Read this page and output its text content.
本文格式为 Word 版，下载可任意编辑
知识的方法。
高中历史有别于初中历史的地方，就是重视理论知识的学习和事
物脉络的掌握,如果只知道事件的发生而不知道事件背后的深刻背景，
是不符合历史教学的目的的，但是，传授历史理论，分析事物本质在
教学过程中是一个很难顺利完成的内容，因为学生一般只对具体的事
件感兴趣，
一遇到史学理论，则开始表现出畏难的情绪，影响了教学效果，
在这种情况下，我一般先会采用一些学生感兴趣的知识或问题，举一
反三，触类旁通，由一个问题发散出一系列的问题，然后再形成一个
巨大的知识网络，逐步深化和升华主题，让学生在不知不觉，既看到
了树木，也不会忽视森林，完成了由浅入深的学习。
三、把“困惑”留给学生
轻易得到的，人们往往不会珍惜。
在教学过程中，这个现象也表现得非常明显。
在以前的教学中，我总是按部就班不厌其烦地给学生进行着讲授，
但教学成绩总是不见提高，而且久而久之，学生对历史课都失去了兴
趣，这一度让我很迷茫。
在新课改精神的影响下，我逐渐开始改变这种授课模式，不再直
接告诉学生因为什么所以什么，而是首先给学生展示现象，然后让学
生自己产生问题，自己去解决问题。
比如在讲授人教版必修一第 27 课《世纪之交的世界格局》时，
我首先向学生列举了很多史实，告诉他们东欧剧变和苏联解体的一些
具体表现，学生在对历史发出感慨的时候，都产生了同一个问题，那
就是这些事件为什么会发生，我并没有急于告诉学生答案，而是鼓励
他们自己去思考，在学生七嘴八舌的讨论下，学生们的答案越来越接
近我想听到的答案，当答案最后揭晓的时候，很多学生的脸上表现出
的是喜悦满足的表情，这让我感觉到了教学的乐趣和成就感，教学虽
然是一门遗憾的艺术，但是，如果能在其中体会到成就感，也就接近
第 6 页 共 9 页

--

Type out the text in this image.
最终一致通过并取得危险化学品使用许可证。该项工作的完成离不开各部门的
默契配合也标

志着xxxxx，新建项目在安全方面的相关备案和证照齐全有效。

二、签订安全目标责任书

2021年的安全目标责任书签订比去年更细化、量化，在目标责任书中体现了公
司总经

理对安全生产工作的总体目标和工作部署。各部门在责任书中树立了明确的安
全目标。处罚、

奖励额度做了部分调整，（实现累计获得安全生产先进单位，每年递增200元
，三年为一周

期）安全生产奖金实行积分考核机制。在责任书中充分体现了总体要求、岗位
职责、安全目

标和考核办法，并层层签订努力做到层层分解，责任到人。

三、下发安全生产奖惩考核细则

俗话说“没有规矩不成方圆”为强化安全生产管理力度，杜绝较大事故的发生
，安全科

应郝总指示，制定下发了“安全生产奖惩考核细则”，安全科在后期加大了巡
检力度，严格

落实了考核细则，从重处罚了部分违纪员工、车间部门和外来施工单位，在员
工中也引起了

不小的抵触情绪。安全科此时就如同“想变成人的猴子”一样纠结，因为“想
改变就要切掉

Prompt: Look through the entries above and list every line containing "this".

Exercise solution:
Read this page and output its text content.
Type out the text in this image.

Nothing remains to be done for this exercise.